What you have to do: Where the word "text" occurs in a line, return that line.

■ ■ ■

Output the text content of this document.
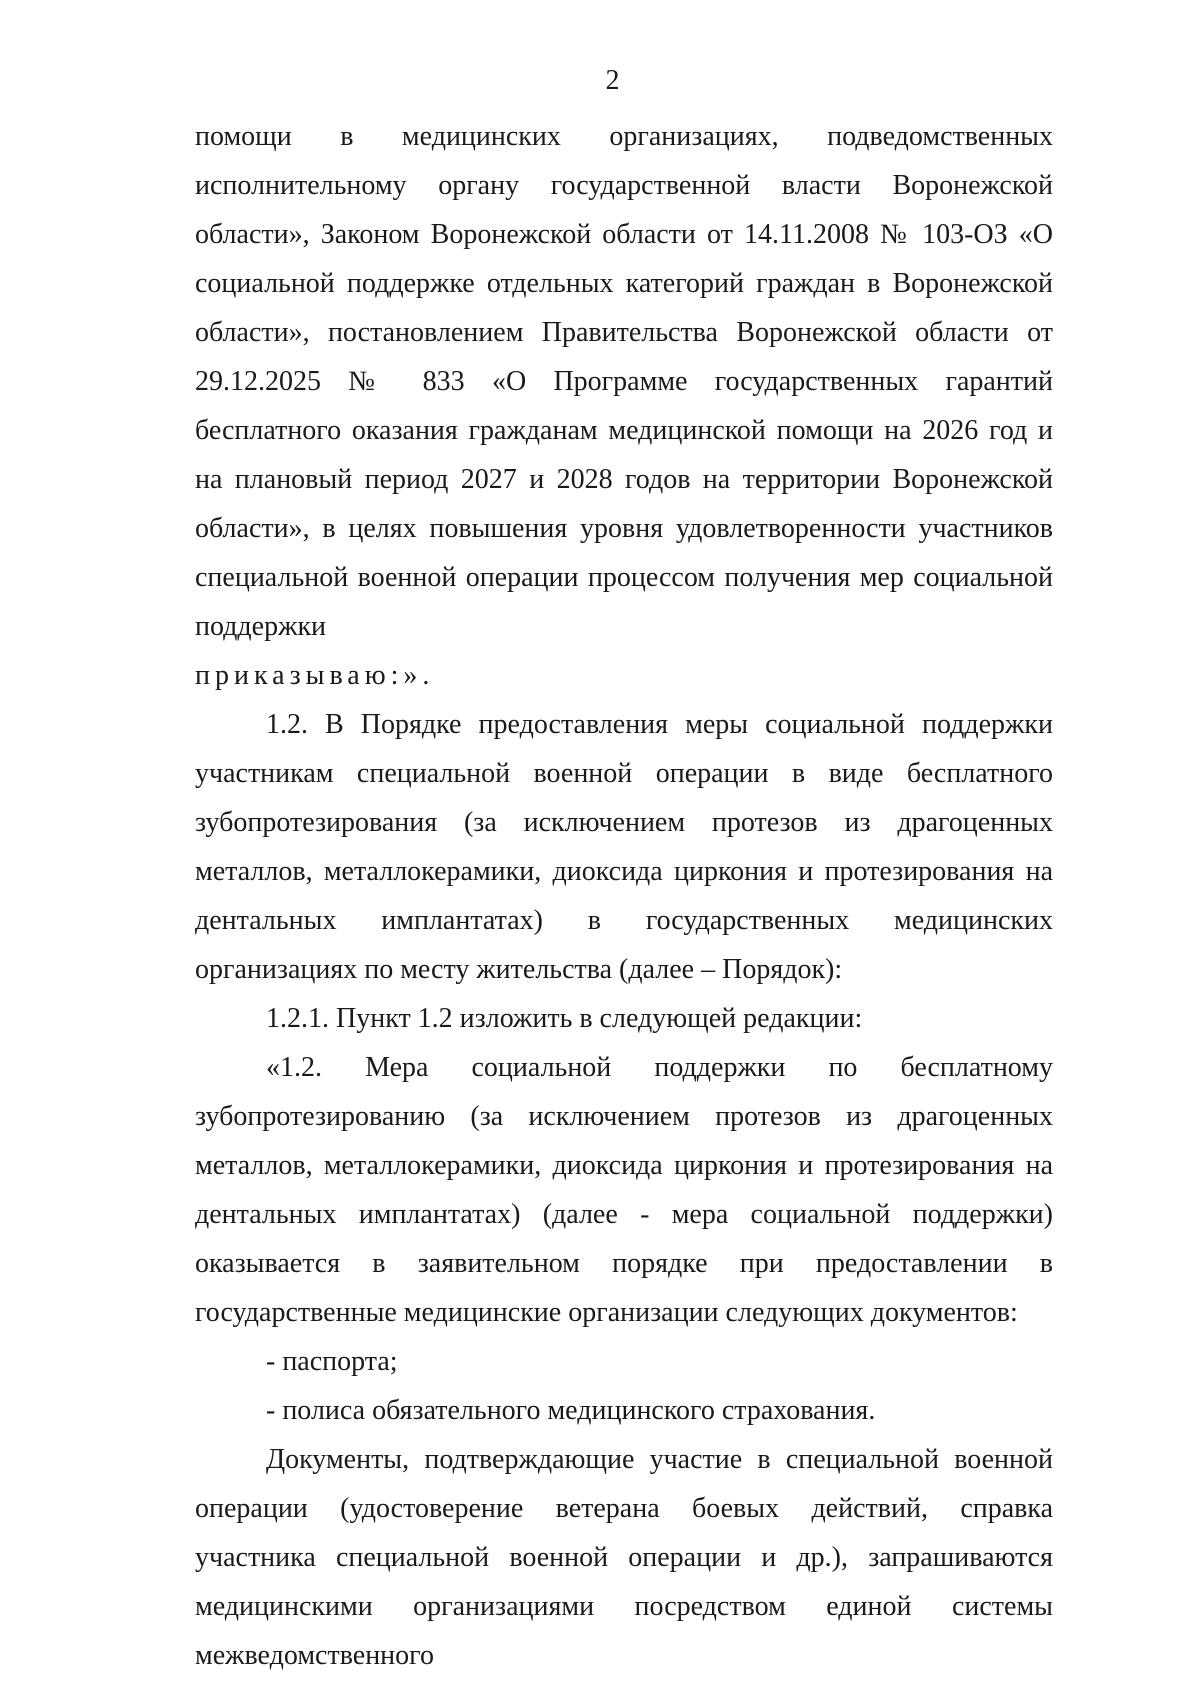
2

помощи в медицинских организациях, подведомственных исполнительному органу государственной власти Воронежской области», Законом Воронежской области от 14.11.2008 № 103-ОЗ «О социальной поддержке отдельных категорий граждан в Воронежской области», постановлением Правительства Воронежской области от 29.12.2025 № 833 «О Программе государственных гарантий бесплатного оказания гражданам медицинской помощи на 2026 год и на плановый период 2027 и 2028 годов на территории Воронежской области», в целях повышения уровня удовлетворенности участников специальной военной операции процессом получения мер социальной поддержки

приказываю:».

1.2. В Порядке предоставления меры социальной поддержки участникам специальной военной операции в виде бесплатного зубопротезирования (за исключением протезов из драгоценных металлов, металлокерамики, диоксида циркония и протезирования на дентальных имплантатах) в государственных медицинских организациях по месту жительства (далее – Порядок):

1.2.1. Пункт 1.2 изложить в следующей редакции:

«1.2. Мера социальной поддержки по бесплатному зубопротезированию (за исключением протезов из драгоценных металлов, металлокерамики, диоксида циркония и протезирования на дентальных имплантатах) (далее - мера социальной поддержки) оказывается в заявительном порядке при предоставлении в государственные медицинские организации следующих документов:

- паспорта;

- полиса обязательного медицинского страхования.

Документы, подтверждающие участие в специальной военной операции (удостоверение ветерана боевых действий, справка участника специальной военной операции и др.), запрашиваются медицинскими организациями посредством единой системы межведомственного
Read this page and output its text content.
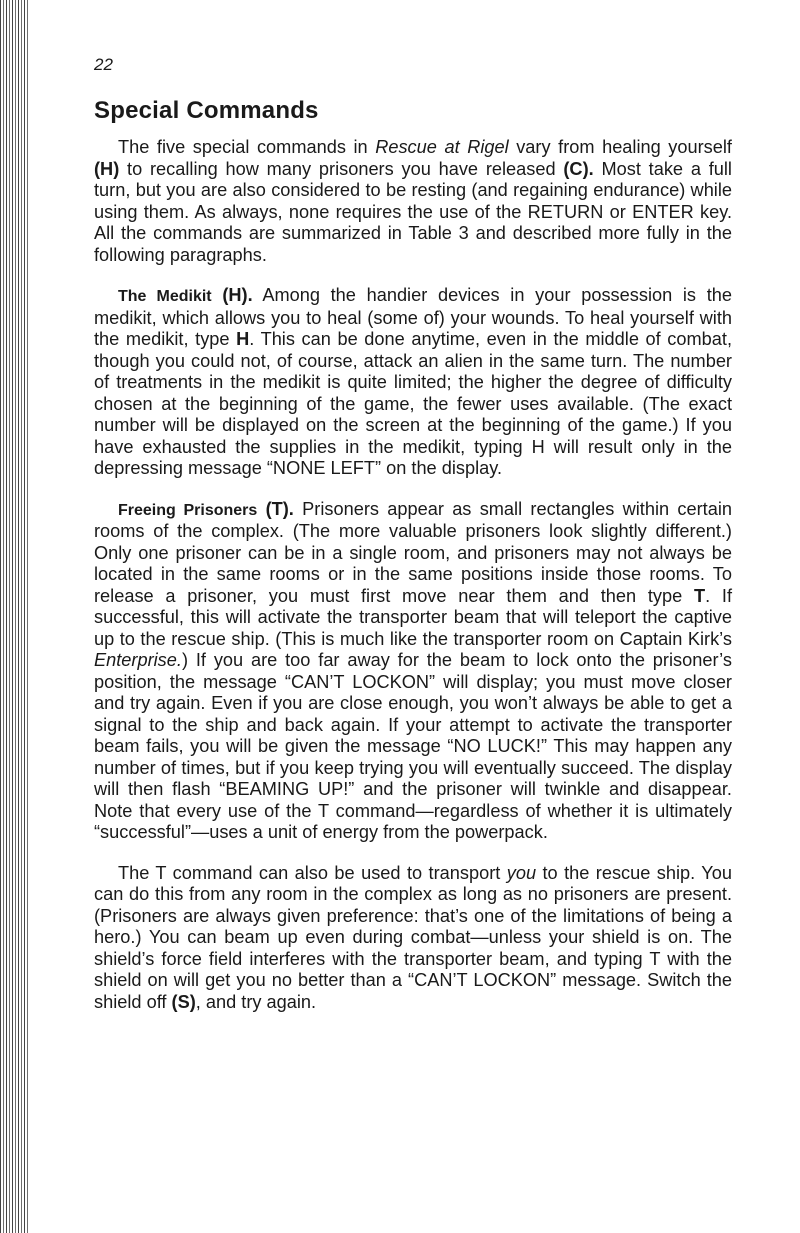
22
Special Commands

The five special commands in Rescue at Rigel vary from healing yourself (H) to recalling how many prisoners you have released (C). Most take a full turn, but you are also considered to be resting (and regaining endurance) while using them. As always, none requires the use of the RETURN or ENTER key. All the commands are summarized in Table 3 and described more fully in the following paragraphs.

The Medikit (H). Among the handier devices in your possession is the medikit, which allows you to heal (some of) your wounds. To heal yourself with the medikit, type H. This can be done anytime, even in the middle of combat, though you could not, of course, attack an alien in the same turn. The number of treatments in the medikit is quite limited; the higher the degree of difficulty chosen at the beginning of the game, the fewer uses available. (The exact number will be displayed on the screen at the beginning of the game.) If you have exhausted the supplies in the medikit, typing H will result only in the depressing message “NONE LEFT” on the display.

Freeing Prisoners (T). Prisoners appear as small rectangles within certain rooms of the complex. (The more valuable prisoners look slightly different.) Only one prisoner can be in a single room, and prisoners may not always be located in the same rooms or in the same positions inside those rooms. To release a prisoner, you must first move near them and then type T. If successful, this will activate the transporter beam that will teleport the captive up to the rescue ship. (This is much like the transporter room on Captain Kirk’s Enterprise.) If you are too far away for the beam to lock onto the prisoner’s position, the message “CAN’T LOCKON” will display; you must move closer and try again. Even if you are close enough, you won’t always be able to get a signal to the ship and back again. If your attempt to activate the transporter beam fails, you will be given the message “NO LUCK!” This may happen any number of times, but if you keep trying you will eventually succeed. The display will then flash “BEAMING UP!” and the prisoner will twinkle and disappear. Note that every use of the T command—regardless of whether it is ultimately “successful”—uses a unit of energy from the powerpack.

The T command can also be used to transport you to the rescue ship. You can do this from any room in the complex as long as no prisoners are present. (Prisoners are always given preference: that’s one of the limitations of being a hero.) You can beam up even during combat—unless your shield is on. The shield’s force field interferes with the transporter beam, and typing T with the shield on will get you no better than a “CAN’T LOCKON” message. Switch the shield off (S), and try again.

■ ■ ■

Output below:
Output the text content of this document.
Read this page and output its text content.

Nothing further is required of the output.